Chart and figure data

# # #

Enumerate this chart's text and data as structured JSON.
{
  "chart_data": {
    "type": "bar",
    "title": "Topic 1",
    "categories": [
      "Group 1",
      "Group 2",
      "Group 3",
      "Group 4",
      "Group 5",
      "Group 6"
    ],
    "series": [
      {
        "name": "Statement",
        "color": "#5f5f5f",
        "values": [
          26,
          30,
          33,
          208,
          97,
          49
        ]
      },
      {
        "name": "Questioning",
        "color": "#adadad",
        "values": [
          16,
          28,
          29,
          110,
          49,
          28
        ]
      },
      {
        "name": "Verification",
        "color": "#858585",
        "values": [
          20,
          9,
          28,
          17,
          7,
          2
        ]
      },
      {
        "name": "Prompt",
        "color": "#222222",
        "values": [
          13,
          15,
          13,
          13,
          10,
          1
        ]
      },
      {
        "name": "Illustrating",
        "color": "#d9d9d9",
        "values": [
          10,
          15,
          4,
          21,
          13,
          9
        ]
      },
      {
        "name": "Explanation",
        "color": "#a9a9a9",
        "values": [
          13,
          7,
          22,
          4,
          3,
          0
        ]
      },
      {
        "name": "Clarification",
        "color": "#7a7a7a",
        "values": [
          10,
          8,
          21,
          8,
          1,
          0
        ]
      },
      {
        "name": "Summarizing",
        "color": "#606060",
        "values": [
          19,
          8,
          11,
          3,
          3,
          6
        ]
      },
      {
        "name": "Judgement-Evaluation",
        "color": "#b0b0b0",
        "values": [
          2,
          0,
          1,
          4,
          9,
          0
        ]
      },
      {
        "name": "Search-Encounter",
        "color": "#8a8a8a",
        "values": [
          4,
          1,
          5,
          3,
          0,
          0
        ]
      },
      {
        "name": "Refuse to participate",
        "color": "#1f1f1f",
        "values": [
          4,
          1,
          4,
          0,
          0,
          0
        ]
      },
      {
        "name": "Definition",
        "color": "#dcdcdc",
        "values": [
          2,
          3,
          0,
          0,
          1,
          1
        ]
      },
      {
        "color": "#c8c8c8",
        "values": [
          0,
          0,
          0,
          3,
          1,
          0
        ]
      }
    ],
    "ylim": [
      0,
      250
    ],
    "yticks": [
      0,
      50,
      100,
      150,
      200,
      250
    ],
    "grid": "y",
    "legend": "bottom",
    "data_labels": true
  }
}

# # #

Return each line of the listing that holds the string "name".

        "name": "Statement",
        "name": "Questioning",
        "name": "Verification",
        "name": "Prompt",
        "name": "Illustrating",
        "name": "Explanation",
        "name": "Clarification",
        "name": "Summarizing",
        "name": "Judgement-Evaluation",
        "name": "Search-Encounter",
        "name": "Refuse to participate",
        "name": "Definition",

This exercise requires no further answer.